Set exercise: Copy every line of the records below where the word "name" occurs.

Data listing:
----------

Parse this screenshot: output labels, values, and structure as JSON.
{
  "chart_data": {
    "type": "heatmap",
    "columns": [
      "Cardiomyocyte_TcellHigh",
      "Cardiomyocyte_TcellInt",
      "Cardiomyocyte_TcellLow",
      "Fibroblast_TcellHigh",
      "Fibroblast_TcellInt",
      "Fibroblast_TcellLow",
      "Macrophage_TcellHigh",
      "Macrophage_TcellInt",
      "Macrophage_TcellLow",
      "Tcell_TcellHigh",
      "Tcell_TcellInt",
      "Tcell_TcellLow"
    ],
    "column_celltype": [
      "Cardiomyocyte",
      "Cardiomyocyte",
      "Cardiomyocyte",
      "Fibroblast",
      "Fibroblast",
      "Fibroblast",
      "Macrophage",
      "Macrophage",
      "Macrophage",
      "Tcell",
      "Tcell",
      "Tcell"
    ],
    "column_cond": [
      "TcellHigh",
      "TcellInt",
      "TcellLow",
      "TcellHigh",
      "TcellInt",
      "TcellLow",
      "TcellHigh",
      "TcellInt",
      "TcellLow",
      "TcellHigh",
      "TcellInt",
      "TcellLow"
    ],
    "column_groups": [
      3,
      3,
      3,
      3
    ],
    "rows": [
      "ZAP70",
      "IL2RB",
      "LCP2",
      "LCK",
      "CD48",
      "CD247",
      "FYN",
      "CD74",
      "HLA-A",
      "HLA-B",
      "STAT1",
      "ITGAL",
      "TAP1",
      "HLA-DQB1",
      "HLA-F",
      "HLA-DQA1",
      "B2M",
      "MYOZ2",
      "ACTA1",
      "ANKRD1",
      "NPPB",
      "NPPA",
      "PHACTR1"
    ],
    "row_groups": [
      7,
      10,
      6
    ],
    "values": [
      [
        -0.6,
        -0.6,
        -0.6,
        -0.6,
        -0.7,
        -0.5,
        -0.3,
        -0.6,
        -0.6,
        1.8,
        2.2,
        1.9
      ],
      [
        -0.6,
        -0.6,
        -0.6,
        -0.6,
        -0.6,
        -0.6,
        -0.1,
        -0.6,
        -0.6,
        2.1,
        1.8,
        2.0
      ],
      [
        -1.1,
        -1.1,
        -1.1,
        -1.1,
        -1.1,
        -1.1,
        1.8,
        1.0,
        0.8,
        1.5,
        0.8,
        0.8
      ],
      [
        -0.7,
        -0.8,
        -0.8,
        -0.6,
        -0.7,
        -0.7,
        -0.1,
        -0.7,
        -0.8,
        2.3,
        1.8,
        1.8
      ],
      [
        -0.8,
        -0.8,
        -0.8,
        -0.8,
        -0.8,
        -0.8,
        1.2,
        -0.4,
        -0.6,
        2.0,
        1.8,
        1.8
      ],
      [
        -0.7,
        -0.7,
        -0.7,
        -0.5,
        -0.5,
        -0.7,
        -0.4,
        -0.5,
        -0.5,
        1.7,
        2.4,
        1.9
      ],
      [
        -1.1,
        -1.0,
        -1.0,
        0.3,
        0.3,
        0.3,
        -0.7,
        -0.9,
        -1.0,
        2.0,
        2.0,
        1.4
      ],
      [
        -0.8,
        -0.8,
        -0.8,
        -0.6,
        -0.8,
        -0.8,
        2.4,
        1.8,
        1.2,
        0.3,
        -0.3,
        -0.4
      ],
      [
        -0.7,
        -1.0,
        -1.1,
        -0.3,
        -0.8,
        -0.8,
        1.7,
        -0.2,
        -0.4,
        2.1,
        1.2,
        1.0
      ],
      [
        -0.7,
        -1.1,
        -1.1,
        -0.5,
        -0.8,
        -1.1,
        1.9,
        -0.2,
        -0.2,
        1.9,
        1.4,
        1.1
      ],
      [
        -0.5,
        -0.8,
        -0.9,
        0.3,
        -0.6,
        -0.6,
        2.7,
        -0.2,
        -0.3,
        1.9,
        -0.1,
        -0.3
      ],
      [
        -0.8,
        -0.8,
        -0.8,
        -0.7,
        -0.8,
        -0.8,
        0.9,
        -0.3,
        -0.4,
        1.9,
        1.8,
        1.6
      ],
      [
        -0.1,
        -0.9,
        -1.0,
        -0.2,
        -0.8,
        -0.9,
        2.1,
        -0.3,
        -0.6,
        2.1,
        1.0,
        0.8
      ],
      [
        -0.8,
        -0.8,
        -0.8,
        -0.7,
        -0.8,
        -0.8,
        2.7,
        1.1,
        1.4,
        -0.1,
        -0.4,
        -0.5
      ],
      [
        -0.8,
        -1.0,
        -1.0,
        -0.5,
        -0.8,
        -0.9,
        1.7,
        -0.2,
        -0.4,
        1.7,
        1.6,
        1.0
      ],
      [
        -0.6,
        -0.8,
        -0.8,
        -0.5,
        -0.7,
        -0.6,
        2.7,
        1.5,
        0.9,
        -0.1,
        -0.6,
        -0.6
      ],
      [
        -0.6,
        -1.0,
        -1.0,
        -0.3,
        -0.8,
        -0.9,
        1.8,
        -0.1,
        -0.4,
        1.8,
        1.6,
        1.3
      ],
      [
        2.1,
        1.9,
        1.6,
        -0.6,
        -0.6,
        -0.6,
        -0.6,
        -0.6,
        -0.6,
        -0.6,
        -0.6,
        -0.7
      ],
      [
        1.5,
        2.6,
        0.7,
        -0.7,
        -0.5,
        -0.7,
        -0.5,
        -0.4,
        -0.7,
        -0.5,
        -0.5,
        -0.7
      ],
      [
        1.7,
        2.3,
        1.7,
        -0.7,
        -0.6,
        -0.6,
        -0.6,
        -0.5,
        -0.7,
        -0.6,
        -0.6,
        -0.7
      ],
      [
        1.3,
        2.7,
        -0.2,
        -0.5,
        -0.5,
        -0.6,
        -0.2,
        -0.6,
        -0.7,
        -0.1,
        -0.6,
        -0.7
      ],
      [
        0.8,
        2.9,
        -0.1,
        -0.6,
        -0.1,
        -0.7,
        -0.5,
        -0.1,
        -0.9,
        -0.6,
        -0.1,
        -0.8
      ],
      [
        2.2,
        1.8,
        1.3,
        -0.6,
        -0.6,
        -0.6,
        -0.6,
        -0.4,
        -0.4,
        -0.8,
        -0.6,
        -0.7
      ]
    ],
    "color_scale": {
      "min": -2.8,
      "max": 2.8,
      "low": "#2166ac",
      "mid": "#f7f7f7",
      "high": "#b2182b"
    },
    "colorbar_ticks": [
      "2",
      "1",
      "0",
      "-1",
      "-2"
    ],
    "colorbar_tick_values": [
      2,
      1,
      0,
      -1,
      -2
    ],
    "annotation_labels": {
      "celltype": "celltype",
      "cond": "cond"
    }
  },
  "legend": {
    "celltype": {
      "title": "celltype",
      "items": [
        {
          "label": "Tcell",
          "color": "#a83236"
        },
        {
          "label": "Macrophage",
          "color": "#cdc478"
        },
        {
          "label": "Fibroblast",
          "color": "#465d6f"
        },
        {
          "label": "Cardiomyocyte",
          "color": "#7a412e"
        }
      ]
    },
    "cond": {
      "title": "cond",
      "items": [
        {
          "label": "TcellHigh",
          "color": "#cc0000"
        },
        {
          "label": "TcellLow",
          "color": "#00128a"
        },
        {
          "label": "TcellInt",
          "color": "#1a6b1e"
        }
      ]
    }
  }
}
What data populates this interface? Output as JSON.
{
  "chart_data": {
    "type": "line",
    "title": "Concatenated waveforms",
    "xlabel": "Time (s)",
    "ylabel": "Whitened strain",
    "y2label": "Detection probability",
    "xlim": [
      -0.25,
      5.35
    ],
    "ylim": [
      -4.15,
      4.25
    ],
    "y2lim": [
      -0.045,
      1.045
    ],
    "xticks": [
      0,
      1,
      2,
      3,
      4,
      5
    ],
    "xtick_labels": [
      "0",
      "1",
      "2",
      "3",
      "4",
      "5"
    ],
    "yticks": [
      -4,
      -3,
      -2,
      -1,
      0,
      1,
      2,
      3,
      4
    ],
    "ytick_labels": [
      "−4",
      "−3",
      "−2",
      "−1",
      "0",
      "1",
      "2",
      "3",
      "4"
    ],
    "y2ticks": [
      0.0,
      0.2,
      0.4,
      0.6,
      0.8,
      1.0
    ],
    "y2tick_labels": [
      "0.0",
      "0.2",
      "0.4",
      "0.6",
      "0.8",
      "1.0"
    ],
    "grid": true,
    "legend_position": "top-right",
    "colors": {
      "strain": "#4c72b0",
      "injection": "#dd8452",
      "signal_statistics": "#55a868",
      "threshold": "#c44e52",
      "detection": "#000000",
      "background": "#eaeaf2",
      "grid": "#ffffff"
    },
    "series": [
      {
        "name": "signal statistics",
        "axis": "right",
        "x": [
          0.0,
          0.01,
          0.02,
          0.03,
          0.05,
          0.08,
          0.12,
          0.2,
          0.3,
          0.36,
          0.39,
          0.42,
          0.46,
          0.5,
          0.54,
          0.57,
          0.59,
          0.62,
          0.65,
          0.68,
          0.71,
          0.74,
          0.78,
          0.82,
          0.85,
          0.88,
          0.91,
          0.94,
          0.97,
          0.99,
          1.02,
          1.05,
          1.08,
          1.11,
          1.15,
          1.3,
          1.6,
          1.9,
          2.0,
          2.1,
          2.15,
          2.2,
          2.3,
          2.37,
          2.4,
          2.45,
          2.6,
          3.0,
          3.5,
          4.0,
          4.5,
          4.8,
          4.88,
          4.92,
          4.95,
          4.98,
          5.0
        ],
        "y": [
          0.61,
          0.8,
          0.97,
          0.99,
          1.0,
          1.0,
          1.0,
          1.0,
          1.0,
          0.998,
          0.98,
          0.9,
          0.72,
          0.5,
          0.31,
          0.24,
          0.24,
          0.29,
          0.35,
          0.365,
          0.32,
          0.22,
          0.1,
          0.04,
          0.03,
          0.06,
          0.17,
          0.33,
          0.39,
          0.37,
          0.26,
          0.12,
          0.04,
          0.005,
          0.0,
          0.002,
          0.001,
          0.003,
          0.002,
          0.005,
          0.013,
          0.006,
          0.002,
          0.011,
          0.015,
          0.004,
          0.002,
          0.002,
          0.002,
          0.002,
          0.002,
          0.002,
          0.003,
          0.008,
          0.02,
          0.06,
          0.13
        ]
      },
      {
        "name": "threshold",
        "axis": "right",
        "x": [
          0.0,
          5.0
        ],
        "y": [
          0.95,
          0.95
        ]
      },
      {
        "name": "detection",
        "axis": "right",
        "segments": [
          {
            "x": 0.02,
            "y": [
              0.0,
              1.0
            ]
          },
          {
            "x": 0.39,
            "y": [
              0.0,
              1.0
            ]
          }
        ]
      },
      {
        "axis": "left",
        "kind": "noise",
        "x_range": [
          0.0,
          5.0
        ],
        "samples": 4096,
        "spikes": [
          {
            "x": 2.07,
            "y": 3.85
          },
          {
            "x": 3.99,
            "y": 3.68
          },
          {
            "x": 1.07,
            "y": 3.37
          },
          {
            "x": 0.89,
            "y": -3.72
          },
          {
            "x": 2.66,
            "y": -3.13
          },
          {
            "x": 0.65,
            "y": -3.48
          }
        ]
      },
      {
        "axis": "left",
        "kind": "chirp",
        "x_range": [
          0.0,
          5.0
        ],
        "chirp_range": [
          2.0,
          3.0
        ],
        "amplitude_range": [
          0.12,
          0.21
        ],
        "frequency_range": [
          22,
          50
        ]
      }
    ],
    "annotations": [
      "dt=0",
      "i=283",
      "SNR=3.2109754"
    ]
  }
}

----------

Reply to the task:
        "name": "signal statistics",
        "name": "threshold",
        "name": "detection",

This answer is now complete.